**WHAT IS BEING ASKED:**
Look for the word "status" in the entries below, then copy every line that has it.
══════════
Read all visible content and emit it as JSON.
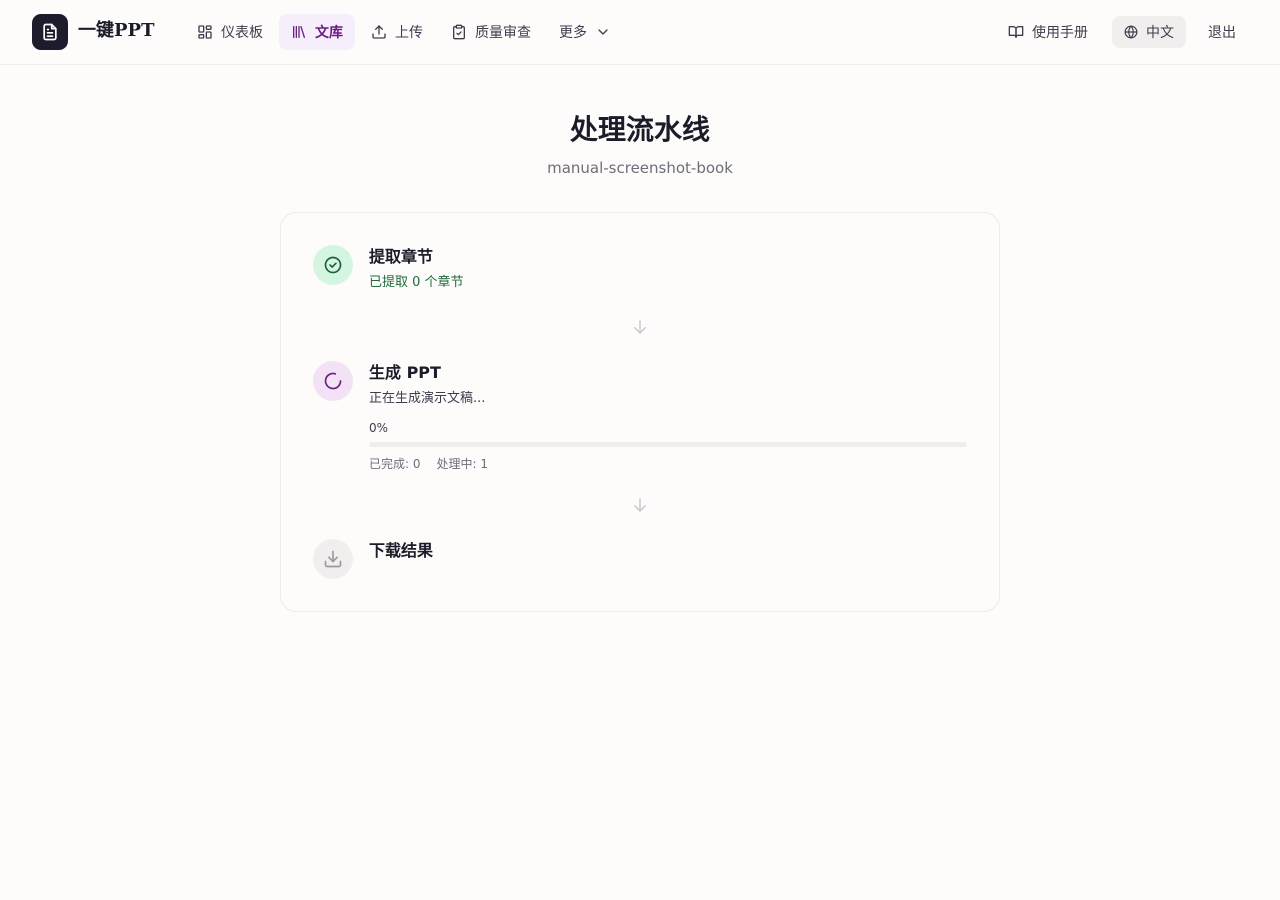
{
  "app": {
    "name": "一键PPT"
  },
  "nav": {
    "items": [
      {
        "label": "仪表板",
        "icon": "dashboard-icon"
      },
      {
        "label": "文库",
        "icon": "library-icon",
        "active": true
      },
      {
        "label": "上传",
        "icon": "upload-icon"
      },
      {
        "label": "质量审查",
        "icon": "clipboard-check-icon"
      },
      {
        "label": "更多",
        "icon": "chevron-down-icon"
      }
    ]
  },
  "header_right": {
    "manual": "使用手册",
    "language": "中文",
    "logout": "退出"
  },
  "page": {
    "title": "处理流水线",
    "subtitle": "manual-screenshot-book"
  },
  "steps": [
    {
      "title": "提取章节",
      "desc": "已提取 0 个章节",
      "status": "done"
    },
    {
      "title": "生成 PPT",
      "desc": "正在生成演示文稿...",
      "status": "in-progress",
      "progress_text": "0%",
      "progress_value": 0,
      "completed": "已完成: 0",
      "processing": "处理中: 1"
    },
    {
      "title": "下载结果",
      "status": "pending"
    }
  ],
  "colors": {
    "accent": "#6b1f82",
    "success": "#1f6b3a",
    "success_bg": "#d4f5e2",
    "progress_bg": "#f3e1f5"
  }
}
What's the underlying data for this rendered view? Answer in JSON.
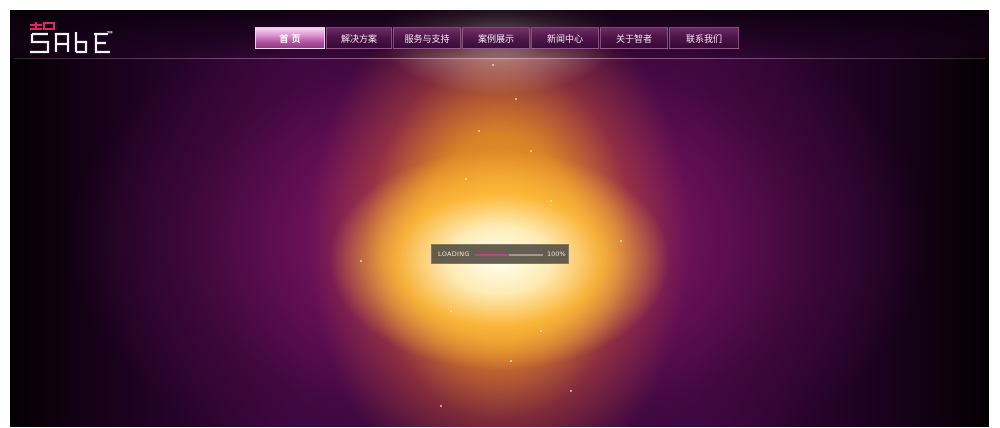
══════════
**FINISHED EXERCISE:**
      "status": "done"
      "status": "in-progress",
      "status": "pending"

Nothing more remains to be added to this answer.